Your task: Among the entries below, find the lines with the word "significant" and return them.

Given data:

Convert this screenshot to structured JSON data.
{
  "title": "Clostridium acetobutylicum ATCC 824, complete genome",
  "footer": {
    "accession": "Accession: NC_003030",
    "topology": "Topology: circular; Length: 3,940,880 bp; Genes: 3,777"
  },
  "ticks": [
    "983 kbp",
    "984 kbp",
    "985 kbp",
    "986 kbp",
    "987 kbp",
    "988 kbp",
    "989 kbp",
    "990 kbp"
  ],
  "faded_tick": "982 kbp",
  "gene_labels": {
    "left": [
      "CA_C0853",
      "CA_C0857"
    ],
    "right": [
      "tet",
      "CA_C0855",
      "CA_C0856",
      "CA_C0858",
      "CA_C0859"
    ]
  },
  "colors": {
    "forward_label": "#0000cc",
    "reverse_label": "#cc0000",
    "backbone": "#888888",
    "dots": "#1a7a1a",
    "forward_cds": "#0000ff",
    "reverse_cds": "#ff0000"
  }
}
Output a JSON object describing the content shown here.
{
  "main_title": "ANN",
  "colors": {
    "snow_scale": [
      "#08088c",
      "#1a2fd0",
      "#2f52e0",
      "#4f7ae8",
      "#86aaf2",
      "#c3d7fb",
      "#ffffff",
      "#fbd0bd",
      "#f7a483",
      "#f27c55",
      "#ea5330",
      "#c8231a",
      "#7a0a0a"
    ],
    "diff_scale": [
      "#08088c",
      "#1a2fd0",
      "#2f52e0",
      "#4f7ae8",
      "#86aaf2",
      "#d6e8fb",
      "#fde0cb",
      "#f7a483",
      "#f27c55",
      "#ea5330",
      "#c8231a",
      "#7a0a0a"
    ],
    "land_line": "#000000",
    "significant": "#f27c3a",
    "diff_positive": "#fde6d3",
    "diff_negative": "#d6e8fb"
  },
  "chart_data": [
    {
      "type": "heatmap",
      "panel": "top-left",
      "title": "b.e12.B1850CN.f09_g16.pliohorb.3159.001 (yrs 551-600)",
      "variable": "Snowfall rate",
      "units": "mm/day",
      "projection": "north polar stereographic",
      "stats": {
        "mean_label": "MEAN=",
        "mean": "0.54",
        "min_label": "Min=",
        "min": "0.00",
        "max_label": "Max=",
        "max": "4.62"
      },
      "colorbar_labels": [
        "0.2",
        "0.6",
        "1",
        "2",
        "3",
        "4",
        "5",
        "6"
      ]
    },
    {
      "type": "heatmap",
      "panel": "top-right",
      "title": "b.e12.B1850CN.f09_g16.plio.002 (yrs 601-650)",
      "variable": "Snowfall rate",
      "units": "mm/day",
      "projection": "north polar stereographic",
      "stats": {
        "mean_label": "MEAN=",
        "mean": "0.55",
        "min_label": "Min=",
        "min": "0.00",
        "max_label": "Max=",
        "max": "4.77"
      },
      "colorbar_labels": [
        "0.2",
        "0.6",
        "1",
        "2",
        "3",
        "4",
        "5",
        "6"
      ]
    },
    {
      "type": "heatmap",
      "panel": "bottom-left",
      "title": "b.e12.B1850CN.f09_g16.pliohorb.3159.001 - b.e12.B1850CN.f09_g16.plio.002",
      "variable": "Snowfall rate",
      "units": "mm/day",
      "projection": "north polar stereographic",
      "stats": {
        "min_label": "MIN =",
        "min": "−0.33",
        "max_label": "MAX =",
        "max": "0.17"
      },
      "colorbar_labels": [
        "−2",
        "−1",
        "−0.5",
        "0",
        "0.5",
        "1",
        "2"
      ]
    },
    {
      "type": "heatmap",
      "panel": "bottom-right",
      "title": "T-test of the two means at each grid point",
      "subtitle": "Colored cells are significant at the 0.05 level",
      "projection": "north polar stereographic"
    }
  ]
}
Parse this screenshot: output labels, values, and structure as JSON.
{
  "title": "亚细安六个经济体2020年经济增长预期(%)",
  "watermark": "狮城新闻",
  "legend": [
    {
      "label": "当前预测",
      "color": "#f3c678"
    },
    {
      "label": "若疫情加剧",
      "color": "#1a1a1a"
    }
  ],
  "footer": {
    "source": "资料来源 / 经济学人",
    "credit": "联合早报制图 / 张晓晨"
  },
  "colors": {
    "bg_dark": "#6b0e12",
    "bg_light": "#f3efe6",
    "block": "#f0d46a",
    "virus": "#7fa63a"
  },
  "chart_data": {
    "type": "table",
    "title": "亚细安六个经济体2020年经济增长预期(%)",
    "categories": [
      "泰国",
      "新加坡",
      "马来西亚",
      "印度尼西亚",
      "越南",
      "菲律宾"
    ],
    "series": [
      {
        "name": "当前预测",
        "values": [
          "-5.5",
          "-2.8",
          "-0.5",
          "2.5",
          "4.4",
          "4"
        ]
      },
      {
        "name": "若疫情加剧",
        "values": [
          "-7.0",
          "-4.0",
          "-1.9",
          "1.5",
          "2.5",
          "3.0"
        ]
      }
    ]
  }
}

Answer section:
    "significant": "#f27c3a",
      "subtitle": "Colored cells are significant at the 0.05 level",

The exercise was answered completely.